- EXERCISE -
Where a line below holds the string "this", copy that line.

- LISTED ENTRIES -
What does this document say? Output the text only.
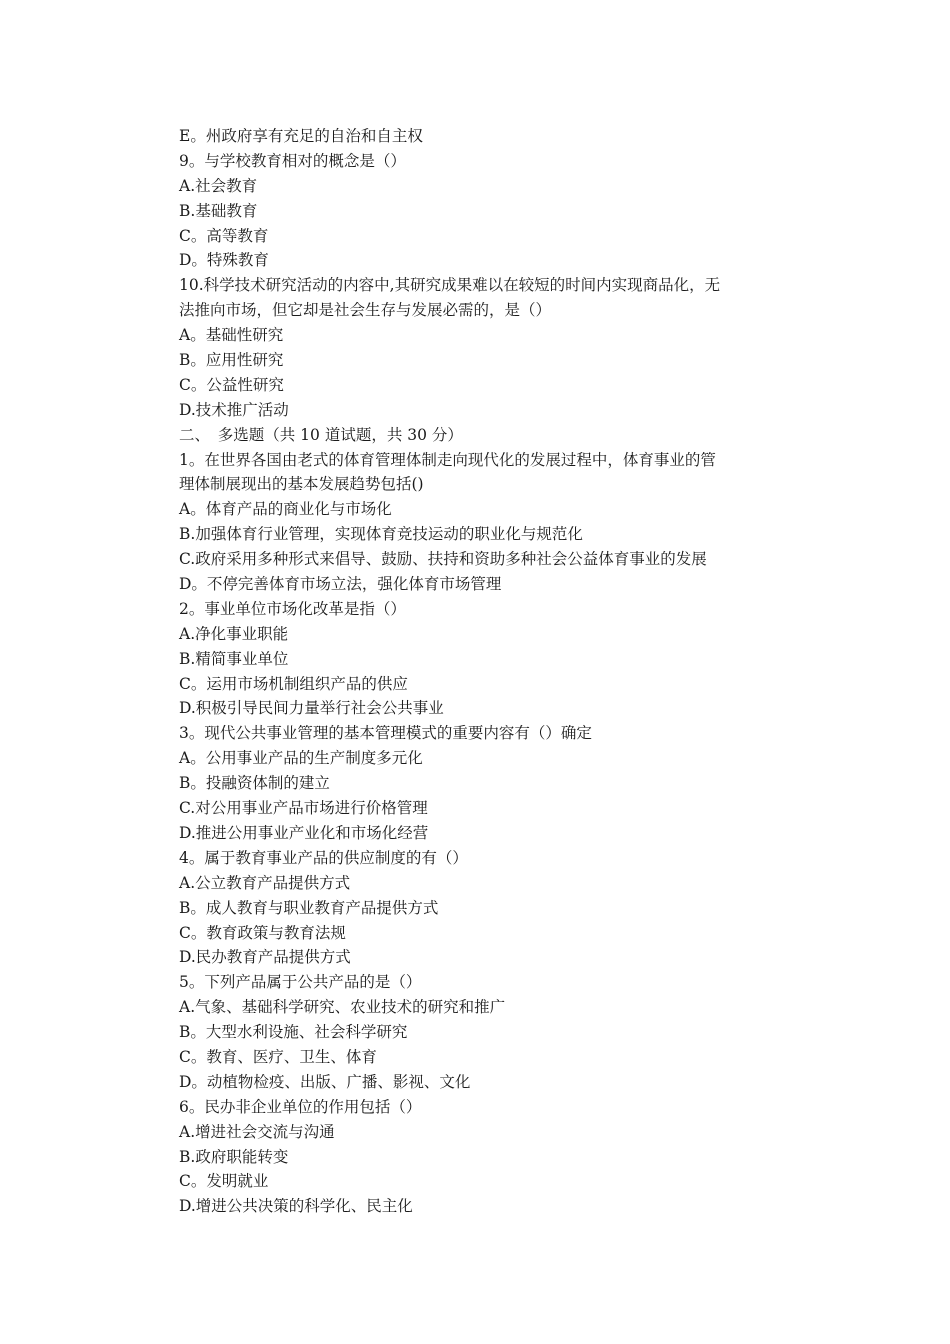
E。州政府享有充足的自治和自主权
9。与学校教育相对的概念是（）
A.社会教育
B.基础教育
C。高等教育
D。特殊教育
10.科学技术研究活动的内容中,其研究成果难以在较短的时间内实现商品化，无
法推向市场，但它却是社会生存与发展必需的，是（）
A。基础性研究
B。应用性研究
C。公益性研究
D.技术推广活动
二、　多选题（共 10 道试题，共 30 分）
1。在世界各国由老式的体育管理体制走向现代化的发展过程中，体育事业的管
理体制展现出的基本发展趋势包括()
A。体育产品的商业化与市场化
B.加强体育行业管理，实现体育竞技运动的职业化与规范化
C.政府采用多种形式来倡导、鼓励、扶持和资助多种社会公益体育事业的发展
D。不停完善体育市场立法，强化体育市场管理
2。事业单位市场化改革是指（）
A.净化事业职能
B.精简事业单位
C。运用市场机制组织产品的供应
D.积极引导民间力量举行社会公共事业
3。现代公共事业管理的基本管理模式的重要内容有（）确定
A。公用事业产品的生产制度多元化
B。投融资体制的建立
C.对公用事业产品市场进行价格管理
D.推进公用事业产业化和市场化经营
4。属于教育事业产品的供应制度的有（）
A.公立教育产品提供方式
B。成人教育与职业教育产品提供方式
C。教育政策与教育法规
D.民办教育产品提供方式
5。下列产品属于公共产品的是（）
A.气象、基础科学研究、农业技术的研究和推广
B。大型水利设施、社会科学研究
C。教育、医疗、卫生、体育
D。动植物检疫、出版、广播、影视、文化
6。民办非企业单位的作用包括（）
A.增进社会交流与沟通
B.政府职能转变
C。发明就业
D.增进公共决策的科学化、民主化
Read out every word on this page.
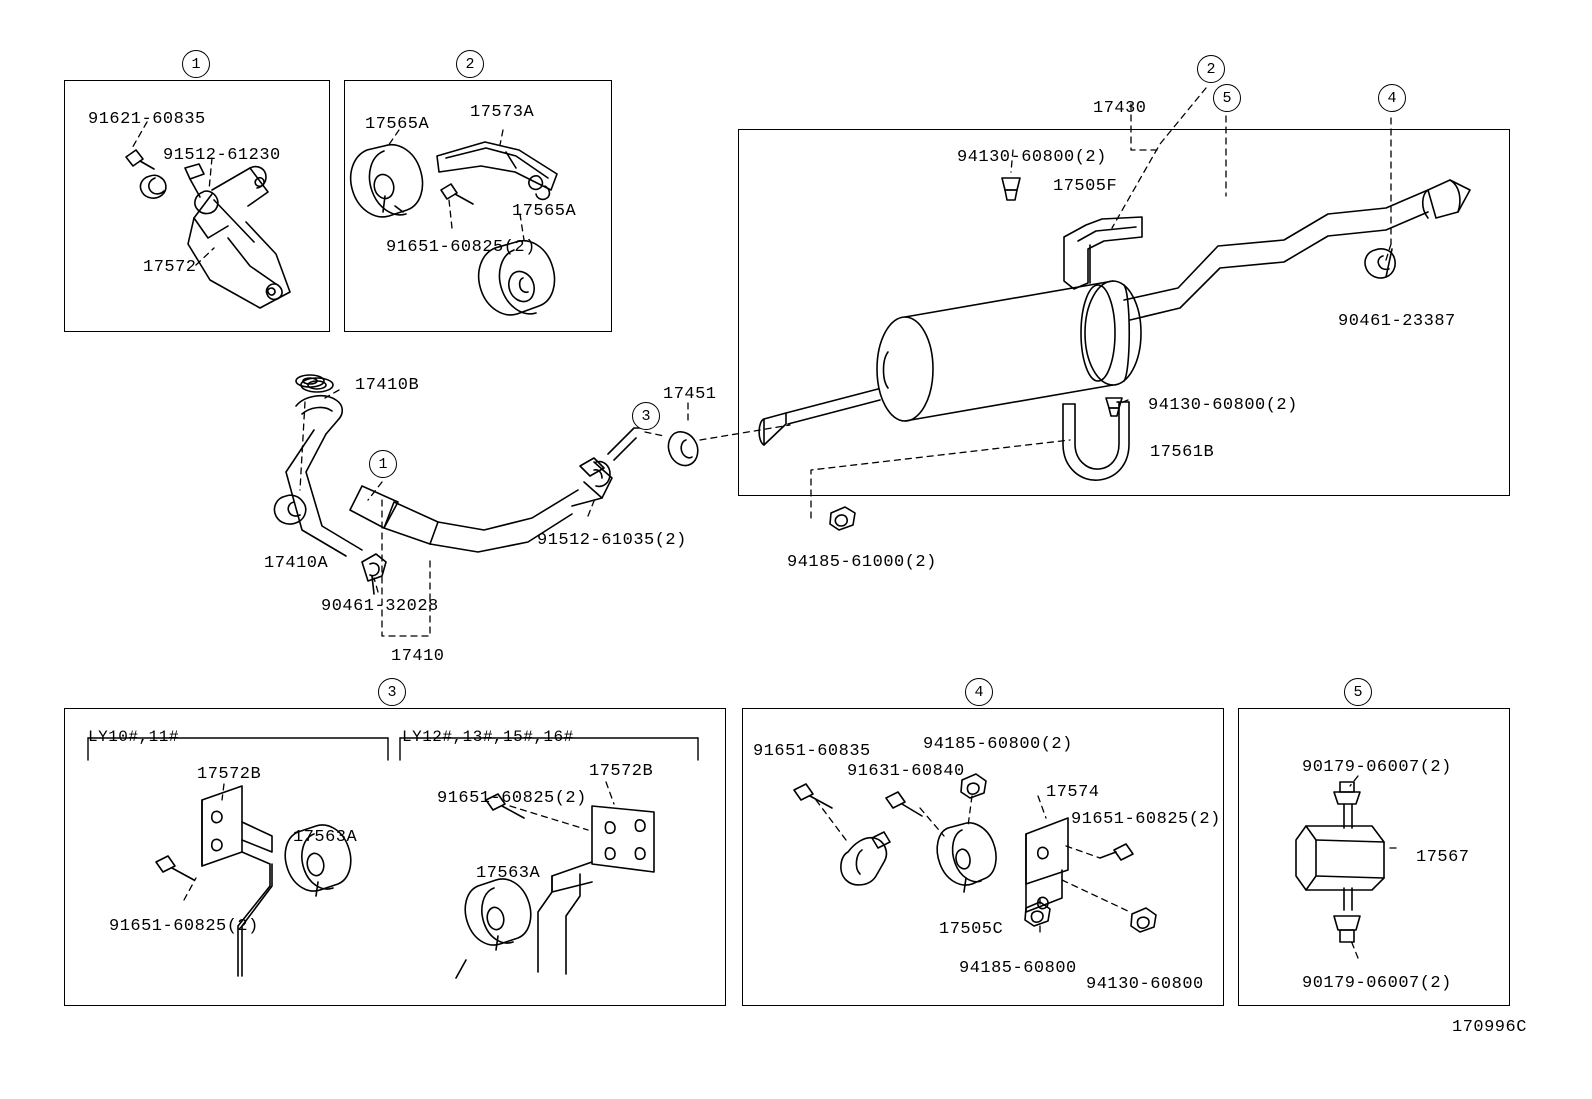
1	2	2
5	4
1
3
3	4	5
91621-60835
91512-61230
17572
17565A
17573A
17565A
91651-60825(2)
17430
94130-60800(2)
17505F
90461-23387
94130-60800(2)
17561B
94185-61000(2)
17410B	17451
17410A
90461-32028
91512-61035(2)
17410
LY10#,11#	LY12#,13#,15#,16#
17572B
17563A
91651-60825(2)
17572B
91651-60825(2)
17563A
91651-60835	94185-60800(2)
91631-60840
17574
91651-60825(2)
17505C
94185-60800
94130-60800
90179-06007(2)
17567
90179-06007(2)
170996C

- THE SOLUTION -
What does this document say? Output the text only.
Read out every word on this page.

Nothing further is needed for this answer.